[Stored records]
------------------------------------

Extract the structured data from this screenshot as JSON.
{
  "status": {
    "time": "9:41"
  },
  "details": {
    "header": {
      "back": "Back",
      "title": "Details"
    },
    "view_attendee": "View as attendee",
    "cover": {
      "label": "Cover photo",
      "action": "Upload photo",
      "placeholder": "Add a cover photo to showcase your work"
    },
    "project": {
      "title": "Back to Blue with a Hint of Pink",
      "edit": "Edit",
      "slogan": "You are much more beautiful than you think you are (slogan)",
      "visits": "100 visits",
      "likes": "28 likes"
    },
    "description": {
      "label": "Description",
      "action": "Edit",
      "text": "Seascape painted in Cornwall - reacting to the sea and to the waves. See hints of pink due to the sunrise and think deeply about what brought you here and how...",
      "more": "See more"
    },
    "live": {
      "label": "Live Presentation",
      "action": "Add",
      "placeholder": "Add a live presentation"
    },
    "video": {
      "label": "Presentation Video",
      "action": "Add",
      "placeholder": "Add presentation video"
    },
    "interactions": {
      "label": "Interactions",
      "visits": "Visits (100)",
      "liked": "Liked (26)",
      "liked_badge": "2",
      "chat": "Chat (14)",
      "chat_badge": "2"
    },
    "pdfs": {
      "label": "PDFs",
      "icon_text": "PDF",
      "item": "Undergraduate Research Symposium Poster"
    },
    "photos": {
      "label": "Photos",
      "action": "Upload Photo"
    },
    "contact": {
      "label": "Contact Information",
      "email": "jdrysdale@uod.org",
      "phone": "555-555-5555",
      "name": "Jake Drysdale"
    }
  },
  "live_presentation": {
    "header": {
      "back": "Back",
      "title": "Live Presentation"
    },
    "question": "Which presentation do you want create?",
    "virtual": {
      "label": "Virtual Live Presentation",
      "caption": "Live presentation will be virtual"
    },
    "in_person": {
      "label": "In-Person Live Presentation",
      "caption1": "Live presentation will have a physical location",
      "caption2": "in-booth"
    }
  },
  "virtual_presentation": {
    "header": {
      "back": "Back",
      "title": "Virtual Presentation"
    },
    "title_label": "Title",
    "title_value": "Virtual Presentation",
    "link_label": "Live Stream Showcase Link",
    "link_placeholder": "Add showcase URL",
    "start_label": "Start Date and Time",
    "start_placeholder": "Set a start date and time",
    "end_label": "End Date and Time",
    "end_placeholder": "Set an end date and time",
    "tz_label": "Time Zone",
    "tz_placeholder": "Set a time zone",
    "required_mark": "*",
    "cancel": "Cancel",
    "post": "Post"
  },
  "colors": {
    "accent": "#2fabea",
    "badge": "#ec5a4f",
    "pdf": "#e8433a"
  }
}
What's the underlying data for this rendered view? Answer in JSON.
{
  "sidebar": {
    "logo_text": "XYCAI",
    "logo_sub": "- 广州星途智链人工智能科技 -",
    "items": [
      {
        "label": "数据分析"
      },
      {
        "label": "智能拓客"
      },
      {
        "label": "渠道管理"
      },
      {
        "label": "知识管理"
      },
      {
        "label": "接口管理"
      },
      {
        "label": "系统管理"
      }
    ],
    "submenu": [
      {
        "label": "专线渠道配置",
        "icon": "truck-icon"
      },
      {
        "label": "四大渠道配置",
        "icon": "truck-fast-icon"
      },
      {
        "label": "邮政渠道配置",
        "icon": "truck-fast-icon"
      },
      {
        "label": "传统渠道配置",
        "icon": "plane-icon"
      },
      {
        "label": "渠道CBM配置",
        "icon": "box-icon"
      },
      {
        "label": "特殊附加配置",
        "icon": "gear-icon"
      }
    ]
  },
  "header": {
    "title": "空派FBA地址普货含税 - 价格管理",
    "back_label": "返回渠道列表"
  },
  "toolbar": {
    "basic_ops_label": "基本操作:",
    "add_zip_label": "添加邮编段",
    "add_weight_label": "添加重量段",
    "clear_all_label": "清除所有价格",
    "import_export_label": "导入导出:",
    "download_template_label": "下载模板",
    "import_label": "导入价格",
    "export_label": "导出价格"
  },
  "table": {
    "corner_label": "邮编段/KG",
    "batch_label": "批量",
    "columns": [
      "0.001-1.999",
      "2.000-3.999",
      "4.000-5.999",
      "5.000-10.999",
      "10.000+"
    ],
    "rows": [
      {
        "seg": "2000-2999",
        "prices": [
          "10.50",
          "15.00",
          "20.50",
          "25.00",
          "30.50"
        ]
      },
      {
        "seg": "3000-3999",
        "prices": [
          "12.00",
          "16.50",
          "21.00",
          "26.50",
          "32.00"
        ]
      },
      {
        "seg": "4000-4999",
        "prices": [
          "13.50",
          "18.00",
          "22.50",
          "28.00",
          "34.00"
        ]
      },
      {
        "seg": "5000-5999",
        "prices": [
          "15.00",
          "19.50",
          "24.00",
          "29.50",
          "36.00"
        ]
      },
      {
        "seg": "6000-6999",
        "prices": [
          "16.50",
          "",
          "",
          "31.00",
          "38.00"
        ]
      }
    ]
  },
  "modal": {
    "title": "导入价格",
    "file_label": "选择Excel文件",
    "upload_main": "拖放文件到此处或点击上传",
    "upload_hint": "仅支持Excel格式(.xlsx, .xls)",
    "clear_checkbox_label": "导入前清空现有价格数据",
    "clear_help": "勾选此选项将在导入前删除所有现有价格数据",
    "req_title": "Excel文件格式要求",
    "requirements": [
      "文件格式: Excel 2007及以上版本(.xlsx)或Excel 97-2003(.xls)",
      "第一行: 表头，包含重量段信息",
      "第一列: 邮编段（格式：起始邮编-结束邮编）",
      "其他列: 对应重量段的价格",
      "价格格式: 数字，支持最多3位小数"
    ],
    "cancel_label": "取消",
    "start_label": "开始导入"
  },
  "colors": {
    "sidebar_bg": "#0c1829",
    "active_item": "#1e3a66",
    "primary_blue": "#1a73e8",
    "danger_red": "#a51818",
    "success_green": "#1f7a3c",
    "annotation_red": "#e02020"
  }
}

------------------------------------

EXERCISE TASK:
Without changing a word, restate the whole listing.

OUTPUT FOR THIS TASK:
Extract the structured data from this screenshot as JSON.
{
  "status": {
    "time": "9:41"
  },
  "details": {
    "header": {
      "back": "Back",
      "title": "Details"
    },
    "view_attendee": "View as attendee",
    "cover": {
      "label": "Cover photo",
      "action": "Upload photo",
      "placeholder": "Add a cover photo to showcase your work"
    },
    "project": {
      "title": "Back to Blue with a Hint of Pink",
      "edit": "Edit",
      "slogan": "You are much more beautiful than you think you are (slogan)",
      "visits": "100 visits",
      "likes": "28 likes"
    },
    "description": {
      "label": "Description",
      "action": "Edit",
      "text": "Seascape painted in Cornwall - reacting to the sea and to the waves. See hints of pink due to the sunrise and think deeply about what brought you here and how...",
      "more": "See more"
    },
    "live": {
      "label": "Live Presentation",
      "action": "Add",
      "placeholder": "Add a live presentation"
    },
    "video": {
      "label": "Presentation Video",
      "action": "Add",
      "placeholder": "Add presentation video"
    },
    "interactions": {
      "label": "Interactions",
      "visits": "Visits (100)",
      "liked": "Liked (26)",
      "liked_badge": "2",
      "chat": "Chat (14)",
      "chat_badge": "2"
    },
    "pdfs": {
      "label": "PDFs",
      "icon_text": "PDF",
      "item": "Undergraduate Research Symposium Poster"
    },
    "photos": {
      "label": "Photos",
      "action": "Upload Photo"
    },
    "contact": {
      "label": "Contact Information",
      "email": "jdrysdale@uod.org",
      "phone": "555-555-5555",
      "name": "Jake Drysdale"
    }
  },
  "live_presentation": {
    "header": {
      "back": "Back",
      "title": "Live Presentation"
    },
    "question": "Which presentation do you want create?",
    "virtual": {
      "label": "Virtual Live Presentation",
      "caption": "Live presentation will be virtual"
    },
    "in_person": {
      "label": "In-Person Live Presentation",
      "caption1": "Live presentation will have a physical location",
      "caption2": "in-booth"
    }
  },
  "virtual_presentation": {
    "header": {
      "back": "Back",
      "title": "Virtual Presentation"
    },
    "title_label": "Title",
    "title_value": "Virtual Presentation",
    "link_label": "Live Stream Showcase Link",
    "link_placeholder": "Add showcase URL",
    "start_label": "Start Date and Time",
    "start_placeholder": "Set a start date and time",
    "end_label": "End Date and Time",
    "end_placeholder": "Set an end date and time",
    "tz_label": "Time Zone",
    "tz_placeholder": "Set a time zone",
    "required_mark": "*",
    "cancel": "Cancel",
    "post": "Post"
  },
  "colors": {
    "accent": "#2fabea",
    "badge": "#ec5a4f",
    "pdf": "#e8433a"
  }
}
What's the underlying data for this rendered view? Answer in JSON.
{
  "sidebar": {
    "logo_text": "XYCAI",
    "logo_sub": "- 广州星途智链人工智能科技 -",
    "items": [
      {
        "label": "数据分析"
      },
      {
        "label": "智能拓客"
      },
      {
        "label": "渠道管理"
      },
      {
        "label": "知识管理"
      },
      {
        "label": "接口管理"
      },
      {
        "label": "系统管理"
      }
    ],
    "submenu": [
      {
        "label": "专线渠道配置",
        "icon": "truck-icon"
      },
      {
        "label": "四大渠道配置",
        "icon": "truck-fast-icon"
      },
      {
        "label": "邮政渠道配置",
        "icon": "truck-fast-icon"
      },
      {
        "label": "传统渠道配置",
        "icon": "plane-icon"
      },
      {
        "label": "渠道CBM配置",
        "icon": "box-icon"
      },
      {
        "label": "特殊附加配置",
        "icon": "gear-icon"
      }
    ]
  },
  "header": {
    "title": "空派FBA地址普货含税 - 价格管理",
    "back_label": "返回渠道列表"
  },
  "toolbar": {
    "basic_ops_label": "基本操作:",
    "add_zip_label": "添加邮编段",
    "add_weight_label": "添加重量段",
    "clear_all_label": "清除所有价格",
    "import_export_label": "导入导出:",
    "download_template_label": "下载模板",
    "import_label": "导入价格",
    "export_label": "导出价格"
  },
  "table": {
    "corner_label": "邮编段/KG",
    "batch_label": "批量",
    "columns": [
      "0.001-1.999",
      "2.000-3.999",
      "4.000-5.999",
      "5.000-10.999",
      "10.000+"
    ],
    "rows": [
      {
        "seg": "2000-2999",
        "prices": [
          "10.50",
          "15.00",
          "20.50",
          "25.00",
          "30.50"
        ]
      },
      {
        "seg": "3000-3999",
        "prices": [
          "12.00",
          "16.50",
          "21.00",
          "26.50",
          "32.00"
        ]
      },
      {
        "seg": "4000-4999",
        "prices": [
          "13.50",
          "18.00",
          "22.50",
          "28.00",
          "34.00"
        ]
      },
      {
        "seg": "5000-5999",
        "prices": [
          "15.00",
          "19.50",
          "24.00",
          "29.50",
          "36.00"
        ]
      },
      {
        "seg": "6000-6999",
        "prices": [
          "16.50",
          "",
          "",
          "31.00",
          "38.00"
        ]
      }
    ]
  },
  "modal": {
    "title": "导入价格",
    "file_label": "选择Excel文件",
    "upload_main": "拖放文件到此处或点击上传",
    "upload_hint": "仅支持Excel格式(.xlsx, .xls)",
    "clear_checkbox_label": "导入前清空现有价格数据",
    "clear_help": "勾选此选项将在导入前删除所有现有价格数据",
    "req_title": "Excel文件格式要求",
    "requirements": [
      "文件格式: Excel 2007及以上版本(.xlsx)或Excel 97-2003(.xls)",
      "第一行: 表头，包含重量段信息",
      "第一列: 邮编段（格式：起始邮编-结束邮编）",
      "其他列: 对应重量段的价格",
      "价格格式: 数字，支持最多3位小数"
    ],
    "cancel_label": "取消",
    "start_label": "开始导入"
  },
  "colors": {
    "sidebar_bg": "#0c1829",
    "active_item": "#1e3a66",
    "primary_blue": "#1a73e8",
    "danger_red": "#a51818",
    "success_green": "#1f7a3c",
    "annotation_red": "#e02020"
  }
}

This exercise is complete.